## Consigna 1:
Según el texto sobre Henry James y Otra vuelta de tuerca, ¿en qué año empezó James a usar el dictado como método de escritura?
## Consigna 2:
Retoma el texto sobre Henry James y Otra vuelta de tuerca justo después de su última oración.

## Texto del ejercicio:
^^^^
Cabe imaginar que aquella historia de fantasmas que le contó el arzobispo de Canterbury a Henry James una noche de enero de 1895 cayera en terreno abonado, en una memoria cultivada por un germen más íntimo y poderoso, y ese testigo u observador externo que debería contar la historia, es decir, la institutriz, cobrará vida literaria como un trasunto de la histeria -o neurastenia, como le decían- de la propia Alice. Porque es la institutriz quien cuenta Otra vuelta de tuerca, una primera persona que deviene retrato de la protagonista, destilado de la mirada que guía el relato, hasta el punto que cabría considerar a los niños no como víctimas de los sirvientes sino de la propia institutriz que los acosa en pos de los fantasmas que proyecta su propia mente trastornada.

La literatura es una fuerza de la memoria que aún no hemos comprendido del todo, le gustaba decir a John Cheever, asegurando que se trataba de una cita de Cocteau. Y Henry James dejó fermentar el cultivo de esos gérmenes en la memoria hasta que el director de la revista Collier Weekly le pidió un cuento de ocho a diez mil palabras para el número de navidad de 1897. Desde que padeció una lesión en la muñeca derecha, James compró una Remington y se habituó a dictar sus relatos que después corregía a mano, primero a William McAlpine, un mecanógrafo escocés y taciturno, luego a Mary Weld y, más tarde, a Theodora Bosanquet que se convertiría, por así decir, en su mecanógrafa de cabecera. No pocos estudiosos han visto en el dictado como método de escritura el germen del estilo de James, un método que empezó a utilizar en 1897 y ya nunca abandonó.
^^^^
## Los datos:
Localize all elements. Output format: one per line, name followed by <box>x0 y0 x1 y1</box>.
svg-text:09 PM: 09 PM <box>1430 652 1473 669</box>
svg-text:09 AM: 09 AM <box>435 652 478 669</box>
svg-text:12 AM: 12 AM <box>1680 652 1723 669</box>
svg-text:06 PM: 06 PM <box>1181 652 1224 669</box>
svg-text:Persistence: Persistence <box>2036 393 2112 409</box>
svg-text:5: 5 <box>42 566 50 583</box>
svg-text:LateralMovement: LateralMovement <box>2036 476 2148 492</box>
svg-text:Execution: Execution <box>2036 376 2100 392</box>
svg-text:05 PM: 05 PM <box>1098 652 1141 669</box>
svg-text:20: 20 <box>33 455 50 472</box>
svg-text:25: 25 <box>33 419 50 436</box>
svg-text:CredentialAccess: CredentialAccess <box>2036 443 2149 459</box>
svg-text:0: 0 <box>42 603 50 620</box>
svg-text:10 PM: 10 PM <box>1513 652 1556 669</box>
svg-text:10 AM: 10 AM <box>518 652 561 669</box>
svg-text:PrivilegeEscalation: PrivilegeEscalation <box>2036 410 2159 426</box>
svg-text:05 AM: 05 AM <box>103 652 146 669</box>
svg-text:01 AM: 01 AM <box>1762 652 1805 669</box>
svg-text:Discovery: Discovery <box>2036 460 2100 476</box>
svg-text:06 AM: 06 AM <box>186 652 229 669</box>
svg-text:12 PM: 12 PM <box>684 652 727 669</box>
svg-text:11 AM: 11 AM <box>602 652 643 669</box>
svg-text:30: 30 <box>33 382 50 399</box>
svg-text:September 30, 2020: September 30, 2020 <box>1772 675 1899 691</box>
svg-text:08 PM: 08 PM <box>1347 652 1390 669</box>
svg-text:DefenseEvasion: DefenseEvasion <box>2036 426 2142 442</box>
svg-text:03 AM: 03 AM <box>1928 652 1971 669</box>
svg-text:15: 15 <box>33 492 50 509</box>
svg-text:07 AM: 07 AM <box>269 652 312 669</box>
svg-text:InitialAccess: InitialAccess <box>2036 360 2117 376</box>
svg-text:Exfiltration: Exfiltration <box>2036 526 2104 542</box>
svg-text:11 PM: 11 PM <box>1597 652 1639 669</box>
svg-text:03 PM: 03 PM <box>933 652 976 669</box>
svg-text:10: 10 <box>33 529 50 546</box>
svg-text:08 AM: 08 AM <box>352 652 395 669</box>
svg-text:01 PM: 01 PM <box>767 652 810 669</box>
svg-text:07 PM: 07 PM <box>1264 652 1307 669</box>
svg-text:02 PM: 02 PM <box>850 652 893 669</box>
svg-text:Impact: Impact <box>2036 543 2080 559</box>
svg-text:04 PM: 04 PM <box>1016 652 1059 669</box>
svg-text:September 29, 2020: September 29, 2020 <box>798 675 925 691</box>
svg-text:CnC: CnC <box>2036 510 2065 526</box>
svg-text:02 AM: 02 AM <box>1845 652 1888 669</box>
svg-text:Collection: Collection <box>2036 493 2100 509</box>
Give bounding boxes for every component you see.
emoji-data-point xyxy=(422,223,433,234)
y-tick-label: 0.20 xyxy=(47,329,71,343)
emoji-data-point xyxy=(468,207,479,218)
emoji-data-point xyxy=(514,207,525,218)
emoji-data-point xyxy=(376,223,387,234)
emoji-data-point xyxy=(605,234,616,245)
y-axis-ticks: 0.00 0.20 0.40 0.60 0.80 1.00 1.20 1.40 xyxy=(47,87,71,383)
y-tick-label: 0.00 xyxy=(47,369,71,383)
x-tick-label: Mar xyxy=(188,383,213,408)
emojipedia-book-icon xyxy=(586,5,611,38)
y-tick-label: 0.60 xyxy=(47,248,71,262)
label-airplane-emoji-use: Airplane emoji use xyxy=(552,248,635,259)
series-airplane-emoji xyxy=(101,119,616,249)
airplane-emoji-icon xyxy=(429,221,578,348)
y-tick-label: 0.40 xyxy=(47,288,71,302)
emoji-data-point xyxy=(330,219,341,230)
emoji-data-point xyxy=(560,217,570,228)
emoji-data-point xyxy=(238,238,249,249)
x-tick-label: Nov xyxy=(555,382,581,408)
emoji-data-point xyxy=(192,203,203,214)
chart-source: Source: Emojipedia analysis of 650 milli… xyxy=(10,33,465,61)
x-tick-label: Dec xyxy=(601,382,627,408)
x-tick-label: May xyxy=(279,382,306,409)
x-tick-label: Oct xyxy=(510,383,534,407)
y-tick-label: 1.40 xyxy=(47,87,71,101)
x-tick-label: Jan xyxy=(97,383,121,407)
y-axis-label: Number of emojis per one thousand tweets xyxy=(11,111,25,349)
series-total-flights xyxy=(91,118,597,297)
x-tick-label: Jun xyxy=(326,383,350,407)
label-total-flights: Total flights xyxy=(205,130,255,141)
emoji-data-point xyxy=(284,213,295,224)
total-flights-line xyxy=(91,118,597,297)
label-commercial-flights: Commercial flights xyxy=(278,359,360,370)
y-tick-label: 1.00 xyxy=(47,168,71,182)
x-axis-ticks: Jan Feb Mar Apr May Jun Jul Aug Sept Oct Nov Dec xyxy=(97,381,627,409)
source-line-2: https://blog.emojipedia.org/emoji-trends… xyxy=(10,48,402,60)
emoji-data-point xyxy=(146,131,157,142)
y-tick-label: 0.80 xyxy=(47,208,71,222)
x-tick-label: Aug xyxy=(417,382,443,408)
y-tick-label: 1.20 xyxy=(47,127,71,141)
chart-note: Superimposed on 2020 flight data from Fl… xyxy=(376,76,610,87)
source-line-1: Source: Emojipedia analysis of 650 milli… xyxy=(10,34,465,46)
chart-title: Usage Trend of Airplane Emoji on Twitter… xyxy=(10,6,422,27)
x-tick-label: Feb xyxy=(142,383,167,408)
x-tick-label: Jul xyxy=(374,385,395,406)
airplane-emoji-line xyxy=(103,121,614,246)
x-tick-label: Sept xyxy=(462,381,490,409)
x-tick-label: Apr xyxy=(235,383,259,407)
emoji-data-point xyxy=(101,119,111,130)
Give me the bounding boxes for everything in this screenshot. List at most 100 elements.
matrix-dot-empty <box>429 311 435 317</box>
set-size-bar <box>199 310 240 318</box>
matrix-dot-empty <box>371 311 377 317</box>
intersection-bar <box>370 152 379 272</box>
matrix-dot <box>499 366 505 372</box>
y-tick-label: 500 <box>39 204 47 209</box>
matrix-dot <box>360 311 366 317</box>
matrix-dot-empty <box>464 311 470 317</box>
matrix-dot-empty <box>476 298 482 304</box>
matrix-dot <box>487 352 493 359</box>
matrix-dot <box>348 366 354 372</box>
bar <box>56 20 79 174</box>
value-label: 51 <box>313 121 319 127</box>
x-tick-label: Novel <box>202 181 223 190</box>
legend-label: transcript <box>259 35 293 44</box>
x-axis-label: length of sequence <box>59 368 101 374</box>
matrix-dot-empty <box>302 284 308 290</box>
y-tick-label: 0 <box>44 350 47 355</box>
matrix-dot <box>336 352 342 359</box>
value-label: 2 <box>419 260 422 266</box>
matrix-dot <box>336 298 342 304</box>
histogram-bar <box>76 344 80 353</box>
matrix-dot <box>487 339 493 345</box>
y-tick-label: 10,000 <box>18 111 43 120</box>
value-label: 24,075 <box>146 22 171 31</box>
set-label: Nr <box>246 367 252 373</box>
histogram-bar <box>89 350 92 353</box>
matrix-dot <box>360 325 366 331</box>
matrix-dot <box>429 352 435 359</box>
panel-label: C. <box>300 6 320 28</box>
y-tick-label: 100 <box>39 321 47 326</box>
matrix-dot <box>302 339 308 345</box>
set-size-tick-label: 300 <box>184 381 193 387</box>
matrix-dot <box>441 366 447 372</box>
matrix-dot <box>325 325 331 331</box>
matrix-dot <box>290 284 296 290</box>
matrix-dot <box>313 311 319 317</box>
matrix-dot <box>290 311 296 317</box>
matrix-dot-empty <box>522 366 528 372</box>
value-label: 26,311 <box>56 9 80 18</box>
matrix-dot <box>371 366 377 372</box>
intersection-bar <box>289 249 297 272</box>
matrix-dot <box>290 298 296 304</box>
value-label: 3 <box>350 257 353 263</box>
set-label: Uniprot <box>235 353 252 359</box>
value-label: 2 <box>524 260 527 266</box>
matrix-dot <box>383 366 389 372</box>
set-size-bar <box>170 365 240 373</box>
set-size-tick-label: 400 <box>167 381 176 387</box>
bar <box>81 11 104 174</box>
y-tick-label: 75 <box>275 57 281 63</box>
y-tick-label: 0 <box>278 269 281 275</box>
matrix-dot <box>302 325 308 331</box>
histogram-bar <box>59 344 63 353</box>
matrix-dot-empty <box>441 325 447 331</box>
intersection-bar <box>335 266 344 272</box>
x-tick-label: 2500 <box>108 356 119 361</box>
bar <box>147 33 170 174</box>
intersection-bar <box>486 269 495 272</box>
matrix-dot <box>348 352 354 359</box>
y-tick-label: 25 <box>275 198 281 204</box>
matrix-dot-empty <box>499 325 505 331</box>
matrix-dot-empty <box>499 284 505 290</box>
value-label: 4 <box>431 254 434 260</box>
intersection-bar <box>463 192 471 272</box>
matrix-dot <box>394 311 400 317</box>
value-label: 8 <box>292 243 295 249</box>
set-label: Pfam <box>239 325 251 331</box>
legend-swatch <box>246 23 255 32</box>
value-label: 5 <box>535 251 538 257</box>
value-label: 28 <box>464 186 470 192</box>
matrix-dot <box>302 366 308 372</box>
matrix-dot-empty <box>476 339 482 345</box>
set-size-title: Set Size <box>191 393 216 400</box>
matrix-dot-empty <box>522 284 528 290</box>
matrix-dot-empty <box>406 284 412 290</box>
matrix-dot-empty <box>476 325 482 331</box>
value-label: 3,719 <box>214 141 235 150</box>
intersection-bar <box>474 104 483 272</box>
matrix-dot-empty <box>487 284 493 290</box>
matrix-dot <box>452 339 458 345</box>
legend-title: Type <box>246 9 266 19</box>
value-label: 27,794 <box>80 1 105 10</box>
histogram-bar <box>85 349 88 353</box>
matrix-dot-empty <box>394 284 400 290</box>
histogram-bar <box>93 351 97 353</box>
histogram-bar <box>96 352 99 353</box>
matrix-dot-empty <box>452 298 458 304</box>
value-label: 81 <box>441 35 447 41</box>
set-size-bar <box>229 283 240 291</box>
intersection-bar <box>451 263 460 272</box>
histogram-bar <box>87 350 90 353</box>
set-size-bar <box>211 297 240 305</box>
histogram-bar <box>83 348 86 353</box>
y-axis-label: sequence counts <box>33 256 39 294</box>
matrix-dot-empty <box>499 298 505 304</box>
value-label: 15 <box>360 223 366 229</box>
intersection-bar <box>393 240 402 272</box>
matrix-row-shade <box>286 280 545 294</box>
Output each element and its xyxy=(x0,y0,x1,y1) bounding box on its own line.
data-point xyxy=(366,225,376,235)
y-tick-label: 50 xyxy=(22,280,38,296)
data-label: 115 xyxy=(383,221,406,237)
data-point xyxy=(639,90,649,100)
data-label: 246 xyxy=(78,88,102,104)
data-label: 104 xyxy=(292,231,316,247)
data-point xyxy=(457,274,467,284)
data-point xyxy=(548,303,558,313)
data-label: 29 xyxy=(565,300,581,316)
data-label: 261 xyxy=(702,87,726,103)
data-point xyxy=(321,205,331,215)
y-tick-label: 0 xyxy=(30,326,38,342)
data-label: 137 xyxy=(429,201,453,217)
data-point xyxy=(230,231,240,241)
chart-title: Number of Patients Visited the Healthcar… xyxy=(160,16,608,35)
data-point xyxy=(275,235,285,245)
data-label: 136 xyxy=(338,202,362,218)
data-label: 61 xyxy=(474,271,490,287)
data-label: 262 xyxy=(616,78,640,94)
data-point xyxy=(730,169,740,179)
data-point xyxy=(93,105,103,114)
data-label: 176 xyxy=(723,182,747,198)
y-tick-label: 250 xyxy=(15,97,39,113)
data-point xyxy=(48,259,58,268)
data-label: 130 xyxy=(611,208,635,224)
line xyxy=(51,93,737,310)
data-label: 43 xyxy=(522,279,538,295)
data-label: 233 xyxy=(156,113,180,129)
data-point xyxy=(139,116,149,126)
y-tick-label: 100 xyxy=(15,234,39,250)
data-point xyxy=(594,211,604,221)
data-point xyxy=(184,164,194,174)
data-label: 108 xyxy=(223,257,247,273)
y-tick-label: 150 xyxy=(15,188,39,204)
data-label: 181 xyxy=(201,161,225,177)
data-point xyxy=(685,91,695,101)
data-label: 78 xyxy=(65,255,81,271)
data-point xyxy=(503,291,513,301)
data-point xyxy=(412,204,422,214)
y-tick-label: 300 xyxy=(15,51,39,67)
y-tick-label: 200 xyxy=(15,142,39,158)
^^^^
## Respuesta 1:
En 1897.

## Respuesta 2:
Así que durante el otoño de 1897, entre los meses de septiembre y diciembre, James le dictó a William McAlpine Otra vuelta de tuerca en su piso de Kensington, en Londres, en el número 34 de De Vere Gardens. Como era habitual en James, el texto creció hasta convertirse en una novelita y se publicó en una serie de doce entregas entre enero y abril de 1898.  En otoño de ese mismo año, se publica Otra vuelta de tuerca como libro, una edición a partir de una significativa revisión del texto por parte de James y centrando aún más la acción en torno a la institutriz, desplazando la atención de los detalles observados por la institutriz  hacia las reacciones que experimenta, además le añade un prólogo en el que desgrana los problemas de composición a los que se enfrentó durante la escritura.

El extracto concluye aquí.